Repeat the material below exactly, line for line.

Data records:
※ ※ ※
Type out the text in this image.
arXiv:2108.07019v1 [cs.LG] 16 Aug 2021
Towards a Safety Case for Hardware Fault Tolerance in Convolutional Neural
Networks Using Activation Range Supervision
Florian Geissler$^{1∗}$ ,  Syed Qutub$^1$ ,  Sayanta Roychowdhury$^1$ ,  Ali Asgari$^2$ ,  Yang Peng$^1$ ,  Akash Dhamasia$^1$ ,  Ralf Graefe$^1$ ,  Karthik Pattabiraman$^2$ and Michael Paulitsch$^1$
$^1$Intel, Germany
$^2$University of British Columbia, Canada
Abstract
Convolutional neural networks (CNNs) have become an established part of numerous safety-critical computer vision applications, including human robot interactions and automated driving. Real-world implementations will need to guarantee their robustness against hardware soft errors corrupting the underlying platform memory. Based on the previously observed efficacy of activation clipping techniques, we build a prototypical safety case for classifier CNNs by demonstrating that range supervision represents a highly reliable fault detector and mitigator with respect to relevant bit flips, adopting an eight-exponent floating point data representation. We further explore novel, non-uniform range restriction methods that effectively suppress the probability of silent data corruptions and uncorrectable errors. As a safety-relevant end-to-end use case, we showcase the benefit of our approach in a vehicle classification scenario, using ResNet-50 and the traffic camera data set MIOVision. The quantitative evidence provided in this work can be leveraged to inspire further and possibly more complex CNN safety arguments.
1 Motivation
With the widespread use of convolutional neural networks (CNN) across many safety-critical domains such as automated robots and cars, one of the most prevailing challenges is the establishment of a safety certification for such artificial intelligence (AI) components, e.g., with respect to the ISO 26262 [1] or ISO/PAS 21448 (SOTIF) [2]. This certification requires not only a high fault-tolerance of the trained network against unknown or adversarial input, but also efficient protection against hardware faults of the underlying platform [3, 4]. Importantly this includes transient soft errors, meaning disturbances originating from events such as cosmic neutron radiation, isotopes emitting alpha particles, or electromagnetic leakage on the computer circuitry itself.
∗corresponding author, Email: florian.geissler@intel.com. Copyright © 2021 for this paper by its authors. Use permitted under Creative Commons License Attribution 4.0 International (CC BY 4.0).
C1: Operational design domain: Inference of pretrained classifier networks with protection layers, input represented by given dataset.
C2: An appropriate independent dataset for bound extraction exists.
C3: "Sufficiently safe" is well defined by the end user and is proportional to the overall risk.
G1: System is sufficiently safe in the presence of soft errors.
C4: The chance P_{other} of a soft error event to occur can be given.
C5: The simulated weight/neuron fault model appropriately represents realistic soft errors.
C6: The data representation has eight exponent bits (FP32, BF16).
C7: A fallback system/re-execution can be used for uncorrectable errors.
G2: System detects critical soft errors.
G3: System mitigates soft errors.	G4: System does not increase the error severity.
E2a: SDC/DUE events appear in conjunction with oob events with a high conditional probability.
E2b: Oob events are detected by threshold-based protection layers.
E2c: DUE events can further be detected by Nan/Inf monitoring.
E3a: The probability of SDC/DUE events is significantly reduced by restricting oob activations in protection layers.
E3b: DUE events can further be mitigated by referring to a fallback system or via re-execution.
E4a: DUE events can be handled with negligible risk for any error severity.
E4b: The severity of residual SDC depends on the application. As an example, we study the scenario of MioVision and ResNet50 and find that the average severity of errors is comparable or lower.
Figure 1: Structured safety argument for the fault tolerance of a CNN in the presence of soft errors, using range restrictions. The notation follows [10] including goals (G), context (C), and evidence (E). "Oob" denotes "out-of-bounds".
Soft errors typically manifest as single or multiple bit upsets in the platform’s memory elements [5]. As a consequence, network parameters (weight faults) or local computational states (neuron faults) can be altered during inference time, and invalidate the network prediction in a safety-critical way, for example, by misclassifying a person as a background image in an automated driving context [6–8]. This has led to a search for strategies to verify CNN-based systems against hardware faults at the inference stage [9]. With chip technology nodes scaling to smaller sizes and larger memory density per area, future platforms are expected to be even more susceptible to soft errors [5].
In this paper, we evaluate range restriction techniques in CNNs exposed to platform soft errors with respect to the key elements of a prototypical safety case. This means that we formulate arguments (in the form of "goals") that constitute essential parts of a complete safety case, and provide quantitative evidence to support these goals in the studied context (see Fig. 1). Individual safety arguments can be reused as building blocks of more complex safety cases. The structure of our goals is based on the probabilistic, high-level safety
※ ※ ※
Task solution:
Type out the text in this image.
arXiv:2108.07019v1 [cs.LG] 16 Aug 2021
Towards a Safety Case for Hardware Fault Tolerance in Convolutional Neural
Networks Using Activation Range Supervision
Florian Geissler$^{1∗}$ ,  Syed Qutub$^1$ ,  Sayanta Roychowdhury$^1$ ,  Ali Asgari$^2$ ,  Yang Peng$^1$ ,  Akash Dhamasia$^1$ ,  Ralf Graefe$^1$ ,  Karthik Pattabiraman$^2$ and Michael Paulitsch$^1$
$^1$Intel, Germany
$^2$University of British Columbia, Canada
Abstract
Convolutional neural networks (CNNs) have become an established part of numerous safety-critical computer vision applications, including human robot interactions and automated driving. Real-world implementations will need to guarantee their robustness against hardware soft errors corrupting the underlying platform memory. Based on the previously observed efficacy of activation clipping techniques, we build a prototypical safety case for classifier CNNs by demonstrating that range supervision represents a highly reliable fault detector and mitigator with respect to relevant bit flips, adopting an eight-exponent floating point data representation. We further explore novel, non-uniform range restriction methods that effectively suppress the probability of silent data corruptions and uncorrectable errors. As a safety-relevant end-to-end use case, we showcase the benefit of our approach in a vehicle classification scenario, using ResNet-50 and the traffic camera data set MIOVision. The quantitative evidence provided in this work can be leveraged to inspire further and possibly more complex CNN safety arguments.
1 Motivation
With the widespread use of convolutional neural networks (CNN) across many safety-critical domains such as automated robots and cars, one of the most prevailing challenges is the establishment of a safety certification for such artificial intelligence (AI) components, e.g., with respect to the ISO 26262 [1] or ISO/PAS 21448 (SOTIF) [2]. This certification requires not only a high fault-tolerance of the trained network against unknown or adversarial input, but also efficient protection against hardware faults of the underlying platform [3, 4]. Importantly this includes transient soft errors, meaning disturbances originating from events such as cosmic neutron radiation, isotopes emitting alpha particles, or electromagnetic leakage on the computer circuitry itself.
∗corresponding author, Email: florian.geissler@intel.com. Copyright © 2021 for this paper by its authors. Use permitted under Creative Commons License Attribution 4.0 International (CC BY 4.0).
C1: Operational design domain: Inference of pretrained classifier networks with protection layers, input represented by given dataset.
C2: An appropriate independent dataset for bound extraction exists.
C3: "Sufficiently safe" is well defined by the end user and is proportional to the overall risk.
G1: System is sufficiently safe in the presence of soft errors.
C4: The chance P_{other} of a soft error event to occur can be given.
C5: The simulated weight/neuron fault model appropriately represents realistic soft errors.
C6: The data representation has eight exponent bits (FP32, BF16).
C7: A fallback system/re-execution can be used for uncorrectable errors.
G2: System detects critical soft errors.
G3: System mitigates soft errors.	G4: System does not increase the error severity.
E2a: SDC/DUE events appear in conjunction with oob events with a high conditional probability.
E2b: Oob events are detected by threshold-based protection layers.
E2c: DUE events can further be detected by Nan/Inf monitoring.
E3a: The probability of SDC/DUE events is significantly reduced by restricting oob activations in protection layers.
E3b: DUE events can further be mitigated by referring to a fallback system or via re-execution.
E4a: DUE events can be handled with negligible risk for any error severity.
E4b: The severity of residual SDC depends on the application. As an example, we study the scenario of MioVision and ResNet50 and find that the average severity of errors is comparable or lower.
Figure 1: Structured safety argument for the fault tolerance of a CNN in the presence of soft errors, using range restrictions. The notation follows [10] including goals (G), context (C), and evidence (E). "Oob" denotes "out-of-bounds".
Soft errors typically manifest as single or multiple bit upsets in the platform’s memory elements [5]. As a consequence, network parameters (weight faults) or local computational states (neuron faults) can be altered during inference time, and invalidate the network prediction in a safety-critical way, for example, by misclassifying a person as a background image in an automated driving context [6–8]. This has led to a search for strategies to verify CNN-based systems against hardware faults at the inference stage [9]. With chip technology nodes scaling to smaller sizes and larger memory density per area, future platforms are expected to be even more susceptible to soft errors [5].
In this paper, we evaluate range restriction techniques in CNNs exposed to platform soft errors with respect to the key elements of a prototypical safety case. This means that we formulate arguments (in the form of "goals") that constitute essential parts of a complete safety case, and provide quantitative evidence to support these goals in the studied context (see Fig. 1). Individual safety arguments can be reused as building blocks of more complex safety cases. The structure of our goals is based on the probabilistic, high-level safety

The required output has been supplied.